> _Stated goal_
Go through the listing and pick out each line with the word "Computing" in it.

------------------------------------------------------------------------

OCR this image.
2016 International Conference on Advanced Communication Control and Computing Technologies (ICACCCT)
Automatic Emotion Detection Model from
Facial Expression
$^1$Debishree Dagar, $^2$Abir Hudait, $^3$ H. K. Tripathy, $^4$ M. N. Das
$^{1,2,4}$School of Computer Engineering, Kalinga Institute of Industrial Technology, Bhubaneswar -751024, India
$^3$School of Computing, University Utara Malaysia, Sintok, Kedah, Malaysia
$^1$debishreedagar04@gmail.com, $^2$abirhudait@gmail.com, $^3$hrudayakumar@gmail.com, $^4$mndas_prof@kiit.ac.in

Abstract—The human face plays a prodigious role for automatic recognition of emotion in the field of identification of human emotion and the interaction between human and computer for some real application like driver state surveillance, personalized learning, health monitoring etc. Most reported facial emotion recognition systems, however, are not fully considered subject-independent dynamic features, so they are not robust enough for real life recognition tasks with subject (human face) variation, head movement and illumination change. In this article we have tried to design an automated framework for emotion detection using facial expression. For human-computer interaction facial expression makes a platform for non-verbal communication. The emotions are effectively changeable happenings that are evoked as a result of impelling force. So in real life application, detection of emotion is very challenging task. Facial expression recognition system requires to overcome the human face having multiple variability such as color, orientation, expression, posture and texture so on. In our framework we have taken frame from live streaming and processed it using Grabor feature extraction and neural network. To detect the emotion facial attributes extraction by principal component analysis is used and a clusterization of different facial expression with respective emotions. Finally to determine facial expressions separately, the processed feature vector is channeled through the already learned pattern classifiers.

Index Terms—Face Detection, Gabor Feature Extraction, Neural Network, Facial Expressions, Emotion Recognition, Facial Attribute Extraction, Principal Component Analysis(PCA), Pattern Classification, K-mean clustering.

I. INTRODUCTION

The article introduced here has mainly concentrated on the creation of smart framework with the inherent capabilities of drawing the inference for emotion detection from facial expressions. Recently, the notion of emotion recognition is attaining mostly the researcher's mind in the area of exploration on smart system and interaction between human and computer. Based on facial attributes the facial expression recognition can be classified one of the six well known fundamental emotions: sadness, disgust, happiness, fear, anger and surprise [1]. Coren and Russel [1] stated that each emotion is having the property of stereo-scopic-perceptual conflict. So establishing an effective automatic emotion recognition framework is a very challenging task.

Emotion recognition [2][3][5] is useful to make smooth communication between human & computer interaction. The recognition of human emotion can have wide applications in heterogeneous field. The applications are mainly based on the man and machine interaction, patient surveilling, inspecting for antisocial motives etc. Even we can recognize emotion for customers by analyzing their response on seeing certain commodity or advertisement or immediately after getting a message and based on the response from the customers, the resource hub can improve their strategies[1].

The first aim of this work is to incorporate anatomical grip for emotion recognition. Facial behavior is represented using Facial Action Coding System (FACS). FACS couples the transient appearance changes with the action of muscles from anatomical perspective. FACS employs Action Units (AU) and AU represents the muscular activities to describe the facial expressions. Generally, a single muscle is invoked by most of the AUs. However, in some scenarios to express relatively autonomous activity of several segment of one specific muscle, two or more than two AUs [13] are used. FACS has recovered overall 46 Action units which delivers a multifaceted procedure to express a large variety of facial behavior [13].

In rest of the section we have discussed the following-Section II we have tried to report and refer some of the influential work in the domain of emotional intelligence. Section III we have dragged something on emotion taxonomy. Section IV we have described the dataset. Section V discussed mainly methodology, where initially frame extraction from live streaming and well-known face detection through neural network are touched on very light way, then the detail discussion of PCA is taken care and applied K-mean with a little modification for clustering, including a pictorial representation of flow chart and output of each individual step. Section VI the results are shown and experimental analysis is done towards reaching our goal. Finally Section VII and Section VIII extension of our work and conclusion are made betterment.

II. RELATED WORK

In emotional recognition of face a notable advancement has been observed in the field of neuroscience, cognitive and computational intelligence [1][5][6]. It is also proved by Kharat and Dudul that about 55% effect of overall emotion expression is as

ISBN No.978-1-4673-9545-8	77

------------------------------------------------------------------------

> _Exercise answer_
2016 International Conference on Advanced Communication Control and Computing Technologies (ICACCCT)
$^3$School of Computing, University Utara Malaysia, Sintok, Kedah, Malaysia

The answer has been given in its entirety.